→ TASK OBJECTIVE: Output the full listing below exactly, without the pictures.

→ RECORDS TO USE:
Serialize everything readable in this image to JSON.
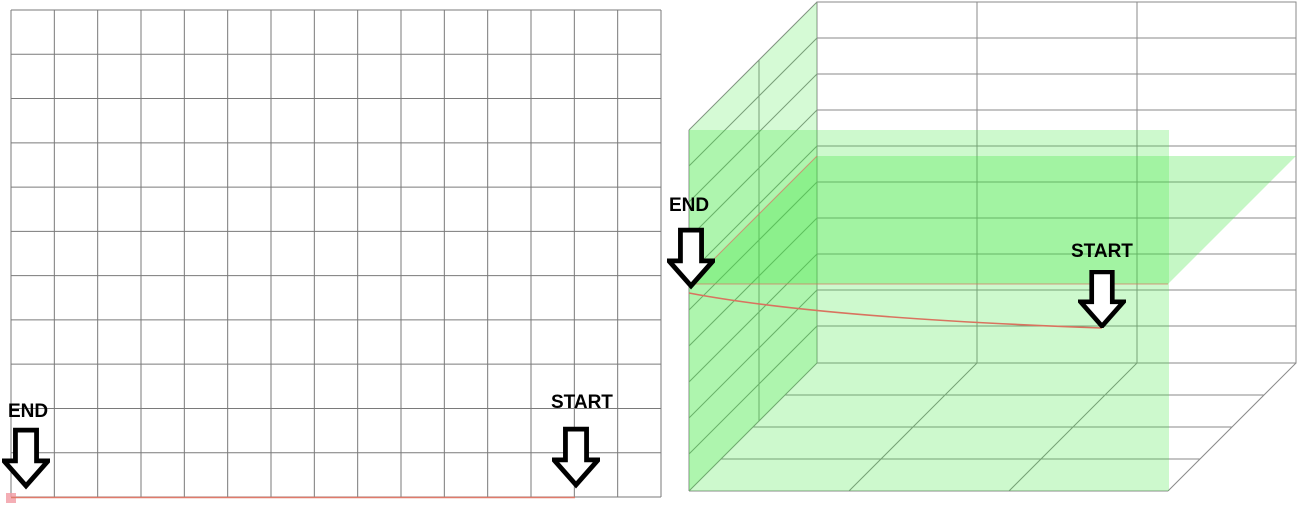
{
  "left_panel": {
    "end_label": "END",
    "start_label": "START",
    "grid_columns": 15,
    "grid_rows": 11,
    "grid_color": "#7a7a7a",
    "path_color": "#e07a6a",
    "marker_color": "#f2a0a8"
  },
  "right_panel": {
    "end_label": "END",
    "start_label": "START",
    "plane_fill": "#3ee63e",
    "grid_color": "#8a8a8a",
    "path_color": "#d9735f"
  },
  "arrow_icon": "down-arrow-outline-icon"
}
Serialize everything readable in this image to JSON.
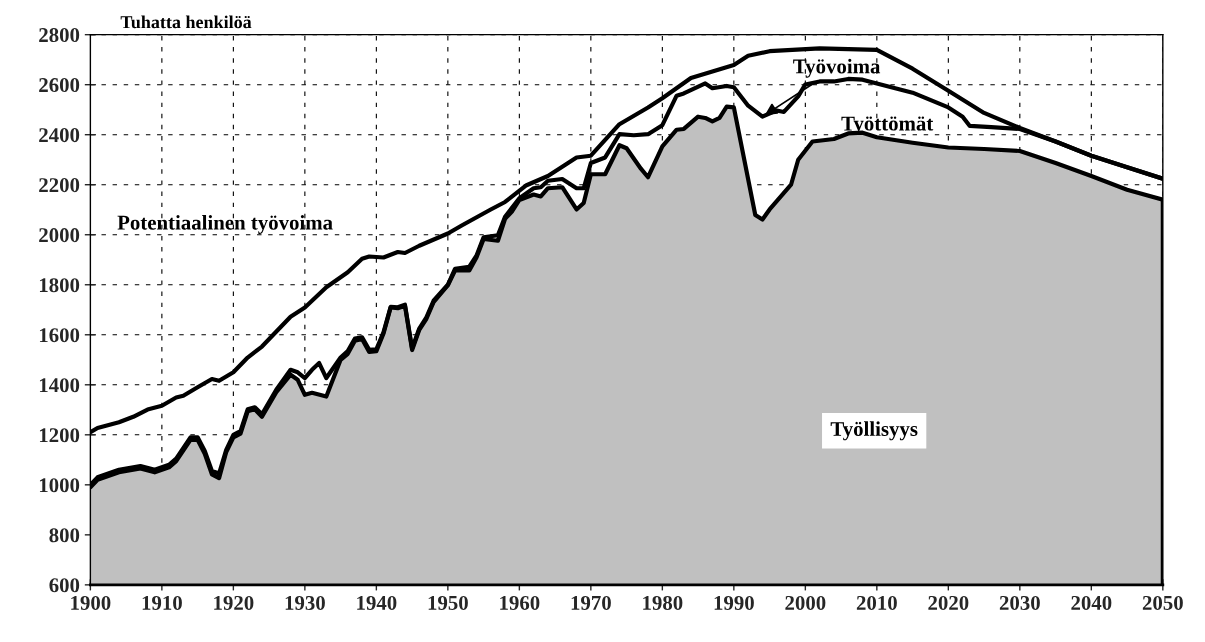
{
  "chart_data": {
    "type": "line",
    "ylabel": "Tuhatta henkilöä",
    "annotations": [
      "Työttömät"
    ],
    "xlim": [
      1900,
      2050
    ],
    "xticks": [
      1900,
      1910,
      1920,
      1930,
      1940,
      1950,
      1960,
      1970,
      1980,
      1990,
      2000,
      2010,
      2020,
      2030,
      2040,
      2050
    ],
    "ylim": [
      600,
      2800
    ],
    "yticks": [
      600,
      800,
      1000,
      1200,
      1400,
      1600,
      1800,
      2000,
      2200,
      2400,
      2600,
      2800
    ],
    "grid": true,
    "legend": false,
    "line_style": "solid",
    "series": [
      {
        "name": "Työllisyys",
        "type": "area",
        "color": "#c0c0c0",
        "x": [
          1900,
          1901,
          1904,
          1907,
          1909,
          1911,
          1912,
          1914,
          1915,
          1916,
          1917,
          1918,
          1919,
          1920,
          1921,
          1922,
          1923,
          1924,
          1926,
          1928,
          1929,
          1930,
          1931,
          1933,
          1935,
          1936,
          1937,
          1938,
          1939,
          1940,
          1941,
          1942,
          1943,
          1944,
          1945,
          1946,
          1947,
          1948,
          1950,
          1951,
          1953,
          1954,
          1955,
          1957,
          1958,
          1959,
          1960,
          1962,
          1963,
          1964,
          1966,
          1968,
          1969,
          1970,
          1972,
          1974,
          1975,
          1977,
          1978,
          1980,
          1982,
          1983,
          1985,
          1986,
          1987,
          1988,
          1989,
          1990,
          1993,
          1994,
          1995,
          1996,
          1998,
          1999,
          2001,
          2004,
          2006,
          2008,
          2010,
          2015,
          2020,
          2025,
          2030,
          2035,
          2040,
          2045,
          2050
        ],
        "values": [
          990,
          1020,
          1050,
          1065,
          1050,
          1070,
          1095,
          1180,
          1180,
          1124,
          1042,
          1027,
          1131,
          1190,
          1205,
          1294,
          1302,
          1272,
          1370,
          1440,
          1420,
          1360,
          1368,
          1353,
          1500,
          1524,
          1576,
          1583,
          1531,
          1534,
          1605,
          1709,
          1706,
          1716,
          1539,
          1620,
          1664,
          1730,
          1798,
          1857,
          1857,
          1909,
          1983,
          1976,
          2064,
          2094,
          2139,
          2161,
          2153,
          2186,
          2190,
          2101,
          2127,
          2242,
          2242,
          2358,
          2346,
          2264,
          2230,
          2353,
          2420,
          2423,
          2472,
          2467,
          2453,
          2467,
          2512,
          2509,
          2079,
          2061,
          2101,
          2134,
          2200,
          2300,
          2373,
          2383,
          2405,
          2408,
          2390,
          2368,
          2349,
          2343,
          2335,
          2287,
          2235,
          2180,
          2140
        ]
      },
      {
        "name": "Työvoima",
        "type": "line",
        "color": "#000000",
        "x": [
          1900,
          1901,
          1904,
          1907,
          1909,
          1911,
          1912,
          1914,
          1915,
          1916,
          1917,
          1918,
          1919,
          1920,
          1921,
          1922,
          1923,
          1924,
          1926,
          1928,
          1929,
          1930,
          1931,
          1932,
          1933,
          1935,
          1936,
          1937,
          1938,
          1939,
          1940,
          1941,
          1942,
          1943,
          1944,
          1945,
          1946,
          1947,
          1948,
          1950,
          1951,
          1953,
          1954,
          1955,
          1957,
          1958,
          1960,
          1962,
          1963,
          1964,
          1966,
          1968,
          1969,
          1970,
          1972,
          1974,
          1976,
          1978,
          1980,
          1982,
          1983,
          1986,
          1987,
          1989,
          1990,
          1992,
          1994,
          1996,
          1997,
          1999,
          2000,
          2002,
          2004,
          2006,
          2008,
          2010,
          2015,
          2020,
          2022,
          2023,
          2026,
          2030,
          2035,
          2040,
          2045,
          2050
        ],
        "values": [
          1000,
          1030,
          1060,
          1075,
          1060,
          1080,
          1105,
          1190,
          1190,
          1135,
          1055,
          1045,
          1140,
          1200,
          1215,
          1302,
          1310,
          1282,
          1380,
          1460,
          1450,
          1427,
          1460,
          1487,
          1427,
          1509,
          1535,
          1585,
          1590,
          1540,
          1542,
          1610,
          1712,
          1710,
          1720,
          1545,
          1625,
          1670,
          1736,
          1800,
          1864,
          1872,
          1916,
          1990,
          1998,
          2072,
          2146,
          2186,
          2190,
          2216,
          2223,
          2186,
          2186,
          2287,
          2309,
          2402,
          2398,
          2402,
          2438,
          2556,
          2565,
          2605,
          2586,
          2595,
          2590,
          2516,
          2472,
          2497,
          2491,
          2553,
          2601,
          2613,
          2613,
          2623,
          2620,
          2605,
          2568,
          2509,
          2472,
          2435,
          2430,
          2423,
          2373,
          2316,
          2270,
          2224
        ]
      },
      {
        "name": "Potentiaalinen työvoima",
        "color": "#000000",
        "x": [
          1900,
          1901,
          1904,
          1906,
          1908,
          1910,
          1912,
          1913,
          1915,
          1917,
          1918,
          1920,
          1922,
          1924,
          1928,
          1930,
          1933,
          1936,
          1938,
          1939,
          1941,
          1943,
          1944,
          1946,
          1950,
          1952,
          1956,
          1958,
          1961,
          1964,
          1968,
          1970,
          1974,
          1978,
          1980,
          1984,
          1990,
          1992,
          1995,
          2002,
          2010,
          2015,
          2020,
          2025,
          2030,
          2035,
          2040,
          2045,
          2050
        ],
        "values": [
          1210,
          1227,
          1250,
          1272,
          1301,
          1316,
          1349,
          1356,
          1390,
          1423,
          1416,
          1450,
          1509,
          1553,
          1672,
          1709,
          1790,
          1850,
          1904,
          1913,
          1909,
          1931,
          1927,
          1956,
          2005,
          2038,
          2101,
          2131,
          2198,
          2235,
          2309,
          2316,
          2442,
          2509,
          2546,
          2627,
          2679,
          2716,
          2734,
          2745,
          2739,
          2664,
          2576,
          2487,
          2427,
          2373,
          2316,
          2270,
          2224
        ]
      }
    ]
  }
}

→ RESULT FOR THIS EXERCISE:
Serialize everything readable in this image to JSON.
{
  "left_panel": {
    "end_label": "END",
    "start_label": "START",
    "grid_columns": 15,
    "grid_rows": 11,
    "grid_color": "#7a7a7a",
    "path_color": "#e07a6a",
    "marker_color": "#f2a0a8"
  },
  "right_panel": {
    "end_label": "END",
    "start_label": "START",
    "plane_fill": "#3ee63e",
    "grid_color": "#8a8a8a",
    "path_color": "#d9735f"
  },
  "arrow_icon": "down-arrow-outline-icon"
}
Serialize everything readable in this image to JSON.
{
  "chart_data": {
    "type": "line",
    "ylabel": "Tuhatta henkilöä",
    "annotations": [
      "Työttömät"
    ],
    "xlim": [
      1900,
      2050
    ],
    "xticks": [
      1900,
      1910,
      1920,
      1930,
      1940,
      1950,
      1960,
      1970,
      1980,
      1990,
      2000,
      2010,
      2020,
      2030,
      2040,
      2050
    ],
    "ylim": [
      600,
      2800
    ],
    "yticks": [
      600,
      800,
      1000,
      1200,
      1400,
      1600,
      1800,
      2000,
      2200,
      2400,
      2600,
      2800
    ],
    "grid": true,
    "legend": false,
    "line_style": "solid",
    "series": [
      {
        "name": "Työllisyys",
        "type": "area",
        "color": "#c0c0c0",
        "x": [
          1900,
          1901,
          1904,
          1907,
          1909,
          1911,
          1912,
          1914,
          1915,
          1916,
          1917,
          1918,
          1919,
          1920,
          1921,
          1922,
          1923,
          1924,
          1926,
          1928,
          1929,
          1930,
          1931,
          1933,
          1935,
          1936,
          1937,
          1938,
          1939,
          1940,
          1941,
          1942,
          1943,
          1944,
          1945,
          1946,
          1947,
          1948,
          1950,
          1951,
          1953,
          1954,
          1955,
          1957,
          1958,
          1959,
          1960,
          1962,
          1963,
          1964,
          1966,
          1968,
          1969,
          1970,
          1972,
          1974,
          1975,
          1977,
          1978,
          1980,
          1982,
          1983,
          1985,
          1986,
          1987,
          1988,
          1989,
          1990,
          1993,
          1994,
          1995,
          1996,
          1998,
          1999,
          2001,
          2004,
          2006,
          2008,
          2010,
          2015,
          2020,
          2025,
          2030,
          2035,
          2040,
          2045,
          2050
        ],
        "values": [
          990,
          1020,
          1050,
          1065,
          1050,
          1070,
          1095,
          1180,
          1180,
          1124,
          1042,
          1027,
          1131,
          1190,
          1205,
          1294,
          1302,
          1272,
          1370,
          1440,
          1420,
          1360,
          1368,
          1353,
          1500,
          1524,
          1576,
          1583,
          1531,
          1534,
          1605,
          1709,
          1706,
          1716,
          1539,
          1620,
          1664,
          1730,
          1798,
          1857,
          1857,
          1909,
          1983,
          1976,
          2064,
          2094,
          2139,
          2161,
          2153,
          2186,
          2190,
          2101,
          2127,
          2242,
          2242,
          2358,
          2346,
          2264,
          2230,
          2353,
          2420,
          2423,
          2472,
          2467,
          2453,
          2467,
          2512,
          2509,
          2079,
          2061,
          2101,
          2134,
          2200,
          2300,
          2373,
          2383,
          2405,
          2408,
          2390,
          2368,
          2349,
          2343,
          2335,
          2287,
          2235,
          2180,
          2140
        ]
      },
      {
        "name": "Työvoima",
        "type": "line",
        "color": "#000000",
        "x": [
          1900,
          1901,
          1904,
          1907,
          1909,
          1911,
          1912,
          1914,
          1915,
          1916,
          1917,
          1918,
          1919,
          1920,
          1921,
          1922,
          1923,
          1924,
          1926,
          1928,
          1929,
          1930,
          1931,
          1932,
          1933,
          1935,
          1936,
          1937,
          1938,
          1939,
          1940,
          1941,
          1942,
          1943,
          1944,
          1945,
          1946,
          1947,
          1948,
          1950,
          1951,
          1953,
          1954,
          1955,
          1957,
          1958,
          1960,
          1962,
          1963,
          1964,
          1966,
          1968,
          1969,
          1970,
          1972,
          1974,
          1976,
          1978,
          1980,
          1982,
          1983,
          1986,
          1987,
          1989,
          1990,
          1992,
          1994,
          1996,
          1997,
          1999,
          2000,
          2002,
          2004,
          2006,
          2008,
          2010,
          2015,
          2020,
          2022,
          2023,
          2026,
          2030,
          2035,
          2040,
          2045,
          2050
        ],
        "values": [
          1000,
          1030,
          1060,
          1075,
          1060,
          1080,
          1105,
          1190,
          1190,
          1135,
          1055,
          1045,
          1140,
          1200,
          1215,
          1302,
          1310,
          1282,
          1380,
          1460,
          1450,
          1427,
          1460,
          1487,
          1427,
          1509,
          1535,
          1585,
          1590,
          1540,
          1542,
          1610,
          1712,
          1710,
          1720,
          1545,
          1625,
          1670,
          1736,
          1800,
          1864,
          1872,
          1916,
          1990,
          1998,
          2072,
          2146,
          2186,
          2190,
          2216,
          2223,
          2186,
          2186,
          2287,
          2309,
          2402,
          2398,
          2402,
          2438,
          2556,
          2565,
          2605,
          2586,
          2595,
          2590,
          2516,
          2472,
          2497,
          2491,
          2553,
          2601,
          2613,
          2613,
          2623,
          2620,
          2605,
          2568,
          2509,
          2472,
          2435,
          2430,
          2423,
          2373,
          2316,
          2270,
          2224
        ]
      },
      {
        "name": "Potentiaalinen työvoima",
        "color": "#000000",
        "x": [
          1900,
          1901,
          1904,
          1906,
          1908,
          1910,
          1912,
          1913,
          1915,
          1917,
          1918,
          1920,
          1922,
          1924,
          1928,
          1930,
          1933,
          1936,
          1938,
          1939,
          1941,
          1943,
          1944,
          1946,
          1950,
          1952,
          1956,
          1958,
          1961,
          1964,
          1968,
          1970,
          1974,
          1978,
          1980,
          1984,
          1990,
          1992,
          1995,
          2002,
          2010,
          2015,
          2020,
          2025,
          2030,
          2035,
          2040,
          2045,
          2050
        ],
        "values": [
          1210,
          1227,
          1250,
          1272,
          1301,
          1316,
          1349,
          1356,
          1390,
          1423,
          1416,
          1450,
          1509,
          1553,
          1672,
          1709,
          1790,
          1850,
          1904,
          1913,
          1909,
          1931,
          1927,
          1956,
          2005,
          2038,
          2101,
          2131,
          2198,
          2235,
          2309,
          2316,
          2442,
          2509,
          2546,
          2627,
          2679,
          2716,
          2734,
          2745,
          2739,
          2664,
          2576,
          2487,
          2427,
          2373,
          2316,
          2270,
          2224
        ]
      }
    ]
  }
}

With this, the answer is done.